[Material shown]
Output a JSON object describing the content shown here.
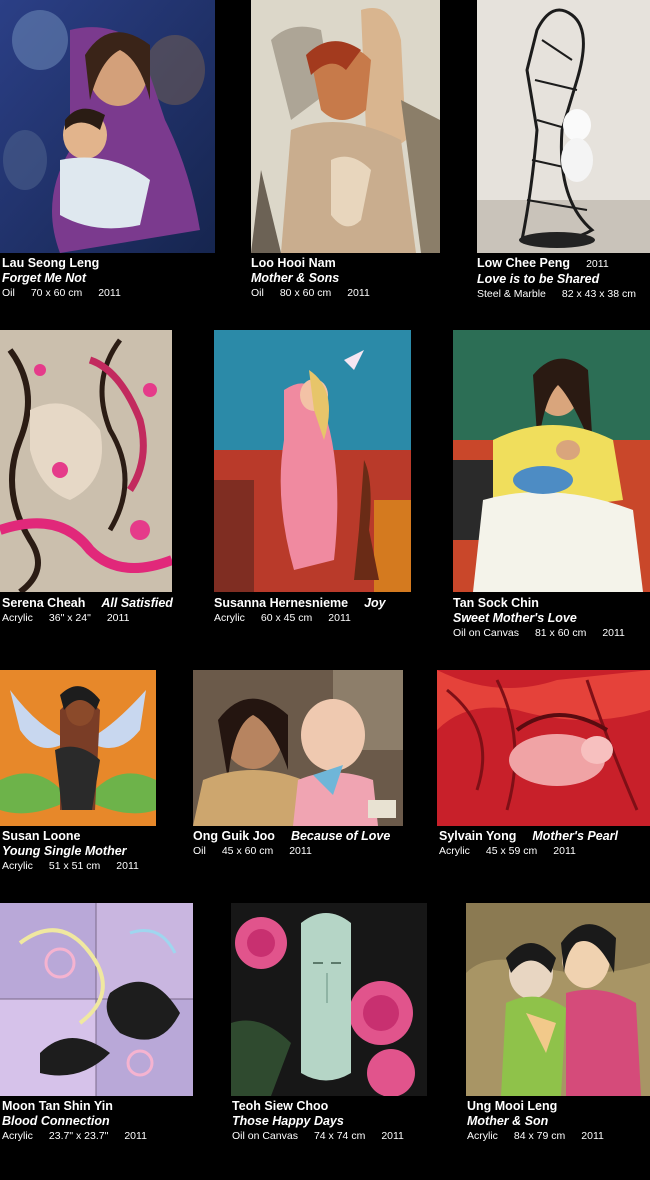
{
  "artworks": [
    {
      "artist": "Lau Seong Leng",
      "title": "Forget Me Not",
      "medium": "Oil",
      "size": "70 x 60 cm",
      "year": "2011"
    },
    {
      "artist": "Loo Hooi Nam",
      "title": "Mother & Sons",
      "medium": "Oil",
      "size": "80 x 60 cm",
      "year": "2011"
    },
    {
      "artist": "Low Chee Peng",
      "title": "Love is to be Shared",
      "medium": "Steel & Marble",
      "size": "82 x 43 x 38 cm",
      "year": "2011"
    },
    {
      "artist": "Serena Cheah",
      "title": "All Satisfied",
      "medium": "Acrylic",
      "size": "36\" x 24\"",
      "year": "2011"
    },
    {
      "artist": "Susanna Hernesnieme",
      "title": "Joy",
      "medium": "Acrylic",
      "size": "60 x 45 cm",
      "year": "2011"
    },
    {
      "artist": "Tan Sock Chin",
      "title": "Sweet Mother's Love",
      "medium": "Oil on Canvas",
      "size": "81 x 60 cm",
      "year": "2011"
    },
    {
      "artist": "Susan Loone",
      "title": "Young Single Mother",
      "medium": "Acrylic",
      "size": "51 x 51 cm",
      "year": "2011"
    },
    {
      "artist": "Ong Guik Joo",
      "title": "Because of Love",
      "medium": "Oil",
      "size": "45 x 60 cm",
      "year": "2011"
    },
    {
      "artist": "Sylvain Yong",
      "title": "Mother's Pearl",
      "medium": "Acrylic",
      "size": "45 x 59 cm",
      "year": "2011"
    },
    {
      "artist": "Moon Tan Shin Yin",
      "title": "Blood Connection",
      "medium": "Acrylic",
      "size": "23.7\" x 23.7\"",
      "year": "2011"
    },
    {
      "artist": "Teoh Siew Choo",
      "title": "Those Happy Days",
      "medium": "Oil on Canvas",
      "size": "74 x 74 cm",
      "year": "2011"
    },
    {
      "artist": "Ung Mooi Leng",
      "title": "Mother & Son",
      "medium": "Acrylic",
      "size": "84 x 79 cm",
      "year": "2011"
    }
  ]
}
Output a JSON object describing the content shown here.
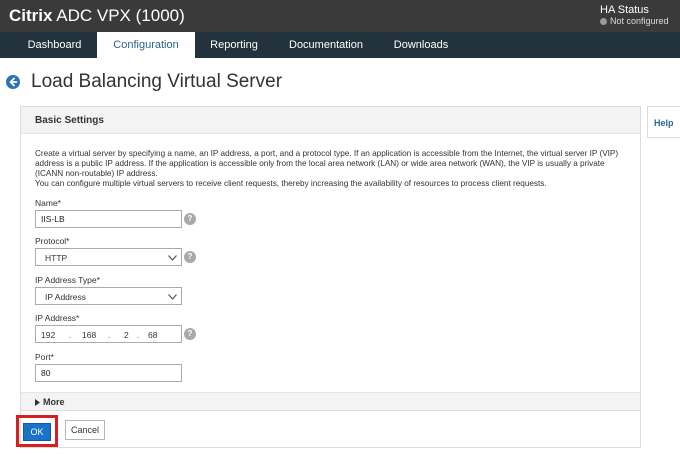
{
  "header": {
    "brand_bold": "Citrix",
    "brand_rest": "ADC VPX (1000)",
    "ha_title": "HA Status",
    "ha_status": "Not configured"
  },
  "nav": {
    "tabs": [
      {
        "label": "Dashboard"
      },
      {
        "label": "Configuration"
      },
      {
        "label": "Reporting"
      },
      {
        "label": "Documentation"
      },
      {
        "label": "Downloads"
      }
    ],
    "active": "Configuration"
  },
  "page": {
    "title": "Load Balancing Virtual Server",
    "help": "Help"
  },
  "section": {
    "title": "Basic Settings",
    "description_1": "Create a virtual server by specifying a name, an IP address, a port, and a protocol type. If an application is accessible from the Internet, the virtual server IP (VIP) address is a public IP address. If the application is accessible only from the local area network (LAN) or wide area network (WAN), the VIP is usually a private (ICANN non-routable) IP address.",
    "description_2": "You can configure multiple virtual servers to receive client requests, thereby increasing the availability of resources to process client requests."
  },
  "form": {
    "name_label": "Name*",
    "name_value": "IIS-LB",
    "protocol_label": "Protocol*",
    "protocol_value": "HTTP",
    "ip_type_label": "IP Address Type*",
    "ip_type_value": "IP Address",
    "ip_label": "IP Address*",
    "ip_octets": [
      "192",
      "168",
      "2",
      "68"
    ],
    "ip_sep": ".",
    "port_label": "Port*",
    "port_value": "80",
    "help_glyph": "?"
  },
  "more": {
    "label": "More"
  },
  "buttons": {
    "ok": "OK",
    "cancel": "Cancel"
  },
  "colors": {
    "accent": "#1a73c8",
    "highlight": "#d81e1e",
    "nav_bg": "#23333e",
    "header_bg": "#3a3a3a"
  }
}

==

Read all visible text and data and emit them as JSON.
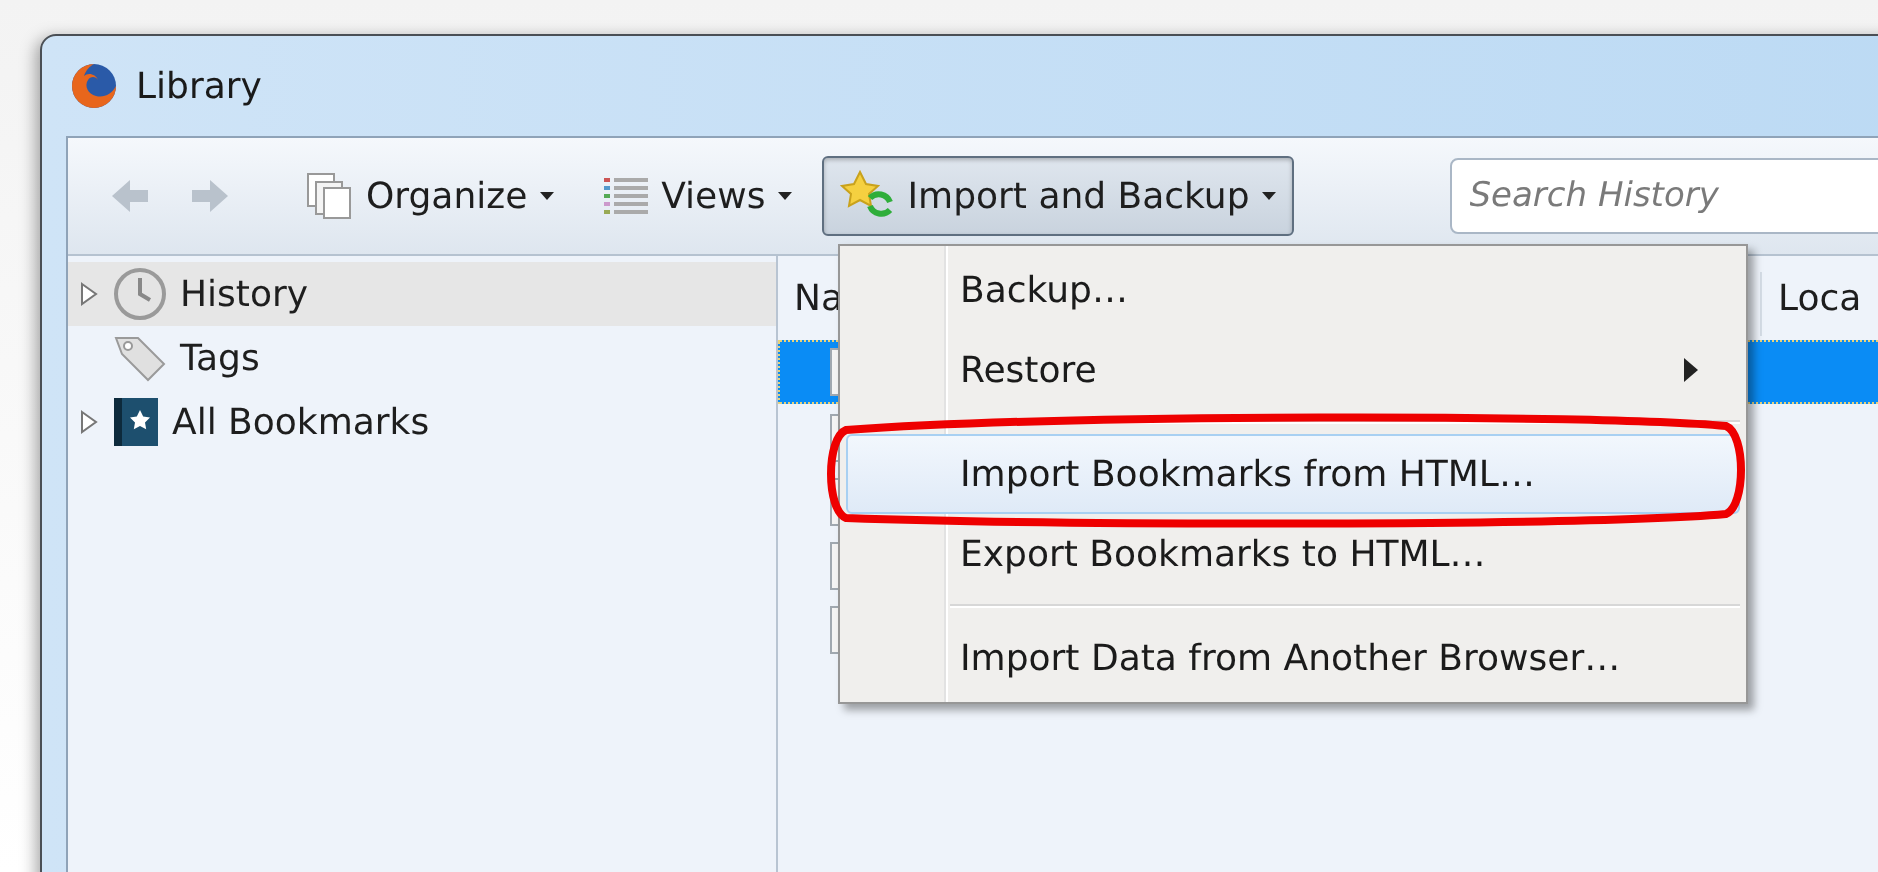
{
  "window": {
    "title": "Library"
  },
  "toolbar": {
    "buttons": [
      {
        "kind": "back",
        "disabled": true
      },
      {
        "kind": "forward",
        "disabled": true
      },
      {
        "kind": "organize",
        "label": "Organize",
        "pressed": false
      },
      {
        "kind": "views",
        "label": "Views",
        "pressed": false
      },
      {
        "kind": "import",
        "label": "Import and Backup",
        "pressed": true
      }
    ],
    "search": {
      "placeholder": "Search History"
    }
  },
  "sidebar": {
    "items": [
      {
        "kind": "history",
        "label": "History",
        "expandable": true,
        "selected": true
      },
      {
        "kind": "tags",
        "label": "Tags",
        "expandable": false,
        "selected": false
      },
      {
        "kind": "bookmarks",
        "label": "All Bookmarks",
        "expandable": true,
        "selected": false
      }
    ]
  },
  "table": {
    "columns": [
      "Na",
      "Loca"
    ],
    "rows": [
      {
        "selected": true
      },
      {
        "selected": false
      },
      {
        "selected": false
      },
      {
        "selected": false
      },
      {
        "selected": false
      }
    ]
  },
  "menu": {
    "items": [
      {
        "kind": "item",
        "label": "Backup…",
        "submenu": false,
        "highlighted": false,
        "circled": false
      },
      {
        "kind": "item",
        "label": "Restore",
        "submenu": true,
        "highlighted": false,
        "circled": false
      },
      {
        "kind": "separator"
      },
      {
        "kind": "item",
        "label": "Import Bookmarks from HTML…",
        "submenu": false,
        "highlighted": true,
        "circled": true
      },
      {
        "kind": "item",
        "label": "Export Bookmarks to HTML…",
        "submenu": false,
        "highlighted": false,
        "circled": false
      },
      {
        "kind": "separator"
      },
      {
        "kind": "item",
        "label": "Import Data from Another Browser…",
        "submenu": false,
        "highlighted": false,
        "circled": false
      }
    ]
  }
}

[What to work on] Extract each line holding the string "Backup".

[The completed task]
        "label": "Import and Backup",
        "label": "Backup…",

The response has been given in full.